What you are asked to do: Find and copy lines holding "риски".

Entries from a dataset:
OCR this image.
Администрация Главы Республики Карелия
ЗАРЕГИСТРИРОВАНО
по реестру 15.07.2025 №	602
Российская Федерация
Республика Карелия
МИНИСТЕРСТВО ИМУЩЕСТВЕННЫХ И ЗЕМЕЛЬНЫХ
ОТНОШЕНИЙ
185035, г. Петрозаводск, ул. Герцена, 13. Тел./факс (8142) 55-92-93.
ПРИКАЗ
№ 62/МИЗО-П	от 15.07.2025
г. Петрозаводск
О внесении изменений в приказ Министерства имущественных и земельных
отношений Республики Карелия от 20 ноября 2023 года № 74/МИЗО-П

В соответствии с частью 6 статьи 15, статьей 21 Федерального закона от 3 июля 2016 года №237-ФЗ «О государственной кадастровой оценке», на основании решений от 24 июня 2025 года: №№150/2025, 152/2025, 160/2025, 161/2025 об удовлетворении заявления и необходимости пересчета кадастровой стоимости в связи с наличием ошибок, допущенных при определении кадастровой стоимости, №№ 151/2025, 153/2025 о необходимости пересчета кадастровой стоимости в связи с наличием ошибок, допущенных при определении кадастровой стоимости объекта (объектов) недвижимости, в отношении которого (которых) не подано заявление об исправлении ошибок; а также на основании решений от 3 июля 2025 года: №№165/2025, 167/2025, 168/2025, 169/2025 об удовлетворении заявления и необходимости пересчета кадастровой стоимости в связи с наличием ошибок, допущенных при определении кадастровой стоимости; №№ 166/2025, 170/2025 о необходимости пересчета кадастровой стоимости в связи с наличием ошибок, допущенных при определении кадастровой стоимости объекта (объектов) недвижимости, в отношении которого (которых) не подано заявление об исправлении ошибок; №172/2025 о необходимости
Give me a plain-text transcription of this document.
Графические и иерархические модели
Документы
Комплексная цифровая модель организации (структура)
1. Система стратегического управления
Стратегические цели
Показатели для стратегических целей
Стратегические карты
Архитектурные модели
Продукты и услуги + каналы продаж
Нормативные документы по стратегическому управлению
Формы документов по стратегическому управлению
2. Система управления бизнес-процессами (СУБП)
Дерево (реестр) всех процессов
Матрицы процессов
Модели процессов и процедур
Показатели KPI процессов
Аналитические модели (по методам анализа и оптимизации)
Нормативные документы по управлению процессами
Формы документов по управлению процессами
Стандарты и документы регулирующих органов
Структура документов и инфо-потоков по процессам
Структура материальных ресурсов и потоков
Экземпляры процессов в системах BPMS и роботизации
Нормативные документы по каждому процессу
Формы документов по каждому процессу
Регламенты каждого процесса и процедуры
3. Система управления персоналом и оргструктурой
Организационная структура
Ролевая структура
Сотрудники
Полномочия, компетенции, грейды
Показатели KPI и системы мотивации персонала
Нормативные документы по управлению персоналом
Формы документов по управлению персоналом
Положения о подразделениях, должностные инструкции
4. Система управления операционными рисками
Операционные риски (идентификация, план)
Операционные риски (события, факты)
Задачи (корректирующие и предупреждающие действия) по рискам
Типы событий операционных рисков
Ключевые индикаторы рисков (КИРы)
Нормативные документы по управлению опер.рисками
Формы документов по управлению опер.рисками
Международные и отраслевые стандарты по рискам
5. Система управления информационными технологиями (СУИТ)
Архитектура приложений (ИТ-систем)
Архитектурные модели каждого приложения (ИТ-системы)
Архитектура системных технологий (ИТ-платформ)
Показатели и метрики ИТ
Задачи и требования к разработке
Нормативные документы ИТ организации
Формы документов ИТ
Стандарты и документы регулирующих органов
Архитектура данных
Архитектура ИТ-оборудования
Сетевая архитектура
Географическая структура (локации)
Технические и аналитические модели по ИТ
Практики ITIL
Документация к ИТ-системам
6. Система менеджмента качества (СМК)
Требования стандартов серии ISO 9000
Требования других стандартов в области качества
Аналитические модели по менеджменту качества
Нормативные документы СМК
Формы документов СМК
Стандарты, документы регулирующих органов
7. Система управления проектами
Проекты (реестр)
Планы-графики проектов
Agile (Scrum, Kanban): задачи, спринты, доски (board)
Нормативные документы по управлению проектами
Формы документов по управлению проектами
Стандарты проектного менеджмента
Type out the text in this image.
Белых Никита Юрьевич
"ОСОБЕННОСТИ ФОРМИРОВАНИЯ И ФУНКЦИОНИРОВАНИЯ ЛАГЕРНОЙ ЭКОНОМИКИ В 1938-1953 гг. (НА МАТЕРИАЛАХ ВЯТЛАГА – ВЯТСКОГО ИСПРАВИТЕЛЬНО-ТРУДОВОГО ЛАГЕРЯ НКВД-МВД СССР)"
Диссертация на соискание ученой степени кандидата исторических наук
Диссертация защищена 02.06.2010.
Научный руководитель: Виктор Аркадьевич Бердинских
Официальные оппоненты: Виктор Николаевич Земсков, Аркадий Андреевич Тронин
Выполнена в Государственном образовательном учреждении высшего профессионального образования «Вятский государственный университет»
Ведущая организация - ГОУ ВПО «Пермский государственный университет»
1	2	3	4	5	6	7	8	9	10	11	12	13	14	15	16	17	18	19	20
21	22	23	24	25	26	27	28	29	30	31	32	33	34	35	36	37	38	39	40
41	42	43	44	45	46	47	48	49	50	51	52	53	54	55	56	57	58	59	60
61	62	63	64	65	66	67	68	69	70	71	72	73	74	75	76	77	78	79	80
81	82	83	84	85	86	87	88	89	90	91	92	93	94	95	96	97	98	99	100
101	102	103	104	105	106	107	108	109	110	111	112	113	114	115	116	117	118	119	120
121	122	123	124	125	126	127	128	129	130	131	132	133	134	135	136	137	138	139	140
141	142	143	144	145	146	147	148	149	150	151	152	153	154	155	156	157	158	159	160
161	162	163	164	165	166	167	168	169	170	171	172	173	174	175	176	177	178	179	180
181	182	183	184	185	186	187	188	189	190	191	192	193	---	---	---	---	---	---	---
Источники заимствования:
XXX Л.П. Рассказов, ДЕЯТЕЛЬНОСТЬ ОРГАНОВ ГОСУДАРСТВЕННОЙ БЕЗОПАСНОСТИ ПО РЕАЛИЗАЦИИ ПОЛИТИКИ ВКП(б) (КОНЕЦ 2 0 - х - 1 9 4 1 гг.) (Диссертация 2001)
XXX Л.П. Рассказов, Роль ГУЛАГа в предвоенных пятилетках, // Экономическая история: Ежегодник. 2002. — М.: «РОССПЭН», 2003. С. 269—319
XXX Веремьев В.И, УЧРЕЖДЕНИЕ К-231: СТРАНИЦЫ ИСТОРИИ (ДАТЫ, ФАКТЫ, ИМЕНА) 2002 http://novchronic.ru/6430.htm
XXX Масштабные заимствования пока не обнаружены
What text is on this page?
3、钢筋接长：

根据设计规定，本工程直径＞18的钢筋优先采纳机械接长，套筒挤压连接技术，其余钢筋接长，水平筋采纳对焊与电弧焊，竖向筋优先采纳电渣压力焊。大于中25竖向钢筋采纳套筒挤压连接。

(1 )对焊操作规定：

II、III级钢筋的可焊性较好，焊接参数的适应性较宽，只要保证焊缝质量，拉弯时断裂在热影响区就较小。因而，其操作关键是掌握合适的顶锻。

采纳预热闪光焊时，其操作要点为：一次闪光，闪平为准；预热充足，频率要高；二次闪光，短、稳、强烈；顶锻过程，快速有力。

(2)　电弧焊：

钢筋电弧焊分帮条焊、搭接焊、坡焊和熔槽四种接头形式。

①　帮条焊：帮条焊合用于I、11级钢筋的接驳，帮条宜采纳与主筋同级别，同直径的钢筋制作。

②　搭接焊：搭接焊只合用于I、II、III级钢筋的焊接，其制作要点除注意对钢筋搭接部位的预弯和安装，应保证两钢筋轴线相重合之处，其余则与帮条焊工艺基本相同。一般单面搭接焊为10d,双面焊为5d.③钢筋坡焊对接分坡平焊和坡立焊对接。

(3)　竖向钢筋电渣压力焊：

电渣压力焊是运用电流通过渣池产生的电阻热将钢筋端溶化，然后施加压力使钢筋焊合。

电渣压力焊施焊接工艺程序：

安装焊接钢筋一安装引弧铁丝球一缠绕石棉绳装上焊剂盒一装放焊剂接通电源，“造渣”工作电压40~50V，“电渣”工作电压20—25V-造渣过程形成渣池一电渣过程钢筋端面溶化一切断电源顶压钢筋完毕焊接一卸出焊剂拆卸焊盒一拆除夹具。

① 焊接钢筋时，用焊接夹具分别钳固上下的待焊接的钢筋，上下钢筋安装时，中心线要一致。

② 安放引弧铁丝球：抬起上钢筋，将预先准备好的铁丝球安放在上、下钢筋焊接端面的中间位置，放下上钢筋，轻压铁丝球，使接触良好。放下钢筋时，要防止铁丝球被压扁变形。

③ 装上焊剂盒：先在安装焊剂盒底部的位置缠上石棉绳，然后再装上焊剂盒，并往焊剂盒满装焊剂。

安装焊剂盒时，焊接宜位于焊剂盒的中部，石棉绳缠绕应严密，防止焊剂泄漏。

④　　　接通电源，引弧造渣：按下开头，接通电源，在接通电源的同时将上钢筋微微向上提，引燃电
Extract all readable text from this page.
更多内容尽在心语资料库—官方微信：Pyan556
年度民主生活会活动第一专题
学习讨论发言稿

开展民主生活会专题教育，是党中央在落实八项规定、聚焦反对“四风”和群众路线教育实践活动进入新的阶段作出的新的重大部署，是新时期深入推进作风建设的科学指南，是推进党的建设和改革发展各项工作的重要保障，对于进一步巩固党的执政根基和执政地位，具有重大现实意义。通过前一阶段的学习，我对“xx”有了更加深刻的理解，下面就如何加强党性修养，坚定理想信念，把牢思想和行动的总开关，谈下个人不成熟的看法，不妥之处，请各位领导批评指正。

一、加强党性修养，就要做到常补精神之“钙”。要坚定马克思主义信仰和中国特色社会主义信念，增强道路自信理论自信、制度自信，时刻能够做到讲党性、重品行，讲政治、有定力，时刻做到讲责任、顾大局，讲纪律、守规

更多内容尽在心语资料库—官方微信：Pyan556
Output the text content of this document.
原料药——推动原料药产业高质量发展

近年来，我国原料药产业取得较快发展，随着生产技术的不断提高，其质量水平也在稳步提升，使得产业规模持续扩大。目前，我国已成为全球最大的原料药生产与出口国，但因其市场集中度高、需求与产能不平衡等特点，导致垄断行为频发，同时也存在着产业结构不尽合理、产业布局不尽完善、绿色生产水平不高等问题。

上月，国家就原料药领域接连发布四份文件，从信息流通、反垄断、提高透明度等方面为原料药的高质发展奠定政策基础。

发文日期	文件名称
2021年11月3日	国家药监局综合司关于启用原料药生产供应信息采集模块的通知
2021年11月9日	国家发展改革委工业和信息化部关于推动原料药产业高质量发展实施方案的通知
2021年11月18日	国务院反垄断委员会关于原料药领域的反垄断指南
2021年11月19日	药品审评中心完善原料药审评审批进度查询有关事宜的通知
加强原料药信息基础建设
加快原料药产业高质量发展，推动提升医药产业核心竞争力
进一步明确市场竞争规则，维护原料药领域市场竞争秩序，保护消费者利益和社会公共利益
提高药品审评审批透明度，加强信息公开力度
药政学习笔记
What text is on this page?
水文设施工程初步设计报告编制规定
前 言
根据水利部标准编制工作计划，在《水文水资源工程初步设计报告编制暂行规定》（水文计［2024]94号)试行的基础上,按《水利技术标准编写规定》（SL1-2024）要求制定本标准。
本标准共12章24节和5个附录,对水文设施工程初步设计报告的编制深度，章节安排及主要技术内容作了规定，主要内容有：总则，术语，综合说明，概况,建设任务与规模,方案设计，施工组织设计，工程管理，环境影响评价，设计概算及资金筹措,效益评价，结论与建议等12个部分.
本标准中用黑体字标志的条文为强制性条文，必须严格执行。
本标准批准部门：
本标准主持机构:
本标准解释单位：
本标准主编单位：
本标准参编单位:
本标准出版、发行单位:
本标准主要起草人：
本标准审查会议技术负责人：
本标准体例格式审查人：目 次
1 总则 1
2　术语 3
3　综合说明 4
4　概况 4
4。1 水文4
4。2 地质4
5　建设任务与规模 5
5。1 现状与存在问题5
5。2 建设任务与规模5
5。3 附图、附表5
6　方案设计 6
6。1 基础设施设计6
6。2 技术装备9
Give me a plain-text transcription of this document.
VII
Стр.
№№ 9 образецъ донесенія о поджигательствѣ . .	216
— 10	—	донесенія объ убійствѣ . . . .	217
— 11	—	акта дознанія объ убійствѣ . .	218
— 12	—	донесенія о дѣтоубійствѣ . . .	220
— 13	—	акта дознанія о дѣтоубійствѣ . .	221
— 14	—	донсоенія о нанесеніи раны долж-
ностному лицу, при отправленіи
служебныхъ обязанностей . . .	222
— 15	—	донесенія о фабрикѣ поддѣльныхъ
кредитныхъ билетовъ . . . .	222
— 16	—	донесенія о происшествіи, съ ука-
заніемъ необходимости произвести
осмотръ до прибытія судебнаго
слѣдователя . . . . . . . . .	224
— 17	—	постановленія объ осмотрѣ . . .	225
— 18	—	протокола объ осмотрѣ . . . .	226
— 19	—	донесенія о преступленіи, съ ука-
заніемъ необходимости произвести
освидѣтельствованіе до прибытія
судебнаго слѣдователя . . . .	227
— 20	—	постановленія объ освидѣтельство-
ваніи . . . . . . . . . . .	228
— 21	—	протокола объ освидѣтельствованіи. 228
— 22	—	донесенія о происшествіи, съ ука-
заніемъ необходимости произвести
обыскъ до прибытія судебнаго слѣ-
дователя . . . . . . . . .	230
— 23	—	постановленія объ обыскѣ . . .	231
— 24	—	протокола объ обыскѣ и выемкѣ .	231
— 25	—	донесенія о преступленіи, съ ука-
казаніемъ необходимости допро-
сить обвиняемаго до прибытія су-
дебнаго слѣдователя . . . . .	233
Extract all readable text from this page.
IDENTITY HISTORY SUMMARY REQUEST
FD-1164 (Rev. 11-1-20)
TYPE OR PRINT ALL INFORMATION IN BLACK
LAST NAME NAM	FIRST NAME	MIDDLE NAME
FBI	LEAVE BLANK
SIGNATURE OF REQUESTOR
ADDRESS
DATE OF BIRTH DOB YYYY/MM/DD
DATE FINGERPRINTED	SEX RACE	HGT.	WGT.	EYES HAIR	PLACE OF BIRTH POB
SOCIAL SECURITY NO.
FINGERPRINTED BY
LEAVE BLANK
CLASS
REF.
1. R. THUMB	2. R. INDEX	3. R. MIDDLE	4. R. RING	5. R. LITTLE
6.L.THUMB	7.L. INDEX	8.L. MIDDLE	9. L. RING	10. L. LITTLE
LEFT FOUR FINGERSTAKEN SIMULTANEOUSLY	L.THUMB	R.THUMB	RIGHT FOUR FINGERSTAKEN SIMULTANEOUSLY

Written solution:
Операционные риски (идентификация, план)
Операционные риски (события, факты)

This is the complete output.